== Given problem ==
Reproduce the material in full, exactly as written.

-- BEGIN Data lines --

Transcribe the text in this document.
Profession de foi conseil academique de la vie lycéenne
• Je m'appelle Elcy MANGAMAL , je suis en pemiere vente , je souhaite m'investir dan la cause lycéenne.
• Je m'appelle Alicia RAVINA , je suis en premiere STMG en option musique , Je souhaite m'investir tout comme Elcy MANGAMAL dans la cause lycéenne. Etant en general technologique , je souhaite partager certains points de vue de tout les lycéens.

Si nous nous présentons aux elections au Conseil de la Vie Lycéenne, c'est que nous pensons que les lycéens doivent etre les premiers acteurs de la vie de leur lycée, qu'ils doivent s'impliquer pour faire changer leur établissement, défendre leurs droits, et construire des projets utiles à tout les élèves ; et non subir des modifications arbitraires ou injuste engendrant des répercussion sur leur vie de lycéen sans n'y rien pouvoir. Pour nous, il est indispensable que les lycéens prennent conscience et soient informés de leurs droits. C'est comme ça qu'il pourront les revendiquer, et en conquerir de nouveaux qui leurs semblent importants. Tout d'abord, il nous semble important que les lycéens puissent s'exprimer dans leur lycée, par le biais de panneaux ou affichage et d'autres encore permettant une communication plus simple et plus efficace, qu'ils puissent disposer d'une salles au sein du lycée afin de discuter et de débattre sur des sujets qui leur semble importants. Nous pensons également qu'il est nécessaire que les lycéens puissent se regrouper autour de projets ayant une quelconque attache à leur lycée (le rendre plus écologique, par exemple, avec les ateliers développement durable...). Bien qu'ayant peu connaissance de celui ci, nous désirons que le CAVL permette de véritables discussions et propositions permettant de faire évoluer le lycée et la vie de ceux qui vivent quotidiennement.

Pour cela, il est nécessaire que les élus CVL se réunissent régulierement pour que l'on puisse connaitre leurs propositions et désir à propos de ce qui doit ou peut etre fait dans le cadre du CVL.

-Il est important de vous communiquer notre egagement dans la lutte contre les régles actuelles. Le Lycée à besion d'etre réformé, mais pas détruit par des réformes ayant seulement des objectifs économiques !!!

-- END Data lines --

== Exercise answer ==
Transcribe the text in this document.
Profession de foi conseil academique de la vie lycéenne
• Je m'appelle Elcy MANGAMAL , je suis en pemiere vente , je souhaite m'investir dan la cause lycéenne.
• Je m'appelle Alicia RAVINA , je suis en premiere STMG en option musique , Je souhaite m'investir tout comme Elcy MANGAMAL dans la cause lycéenne. Etant en general technologique , je souhaite partager certains points de vue de tout les lycéens.

Si nous nous présentons aux elections au Conseil de la Vie Lycéenne, c'est que nous pensons que les lycéens doivent etre les premiers acteurs de la vie de leur lycée, qu'ils doivent s'impliquer pour faire changer leur établissement, défendre leurs droits, et construire des projets utiles à tout les élèves ; et non subir des modifications arbitraires ou injuste engendrant des répercussion sur leur vie de lycéen sans n'y rien pouvoir. Pour nous, il est indispensable que les lycéens prennent conscience et soient informés de leurs droits. C'est comme ça qu'il pourront les revendiquer, et en conquerir de nouveaux qui leurs semblent importants. Tout d'abord, il nous semble important que les lycéens puissent s'exprimer dans leur lycée, par le biais de panneaux ou affichage et d'autres encore permettant une communication plus simple et plus efficace, qu'ils puissent disposer d'une salles au sein du lycée afin de discuter et de débattre sur des sujets qui leur semble importants. Nous pensons également qu'il est nécessaire que les lycéens puissent se regrouper autour de projets ayant une quelconque attache à leur lycée (le rendre plus écologique, par exemple, avec les ateliers développement durable...). Bien qu'ayant peu connaissance de celui ci, nous désirons que le CAVL permette de véritables discussions et propositions permettant de faire évoluer le lycée et la vie de ceux qui vivent quotidiennement.

Pour cela, il est nécessaire que les élus CVL se réunissent régulierement pour que l'on puisse connaitre leurs propositions et désir à propos de ce qui doit ou peut etre fait dans le cadre du CVL.

-Il est important de vous communiquer notre egagement dans la lutte contre les régles actuelles. Le Lycée à besion d'etre réformé, mais pas détruit par des réformes ayant seulement des objectifs économiques !!!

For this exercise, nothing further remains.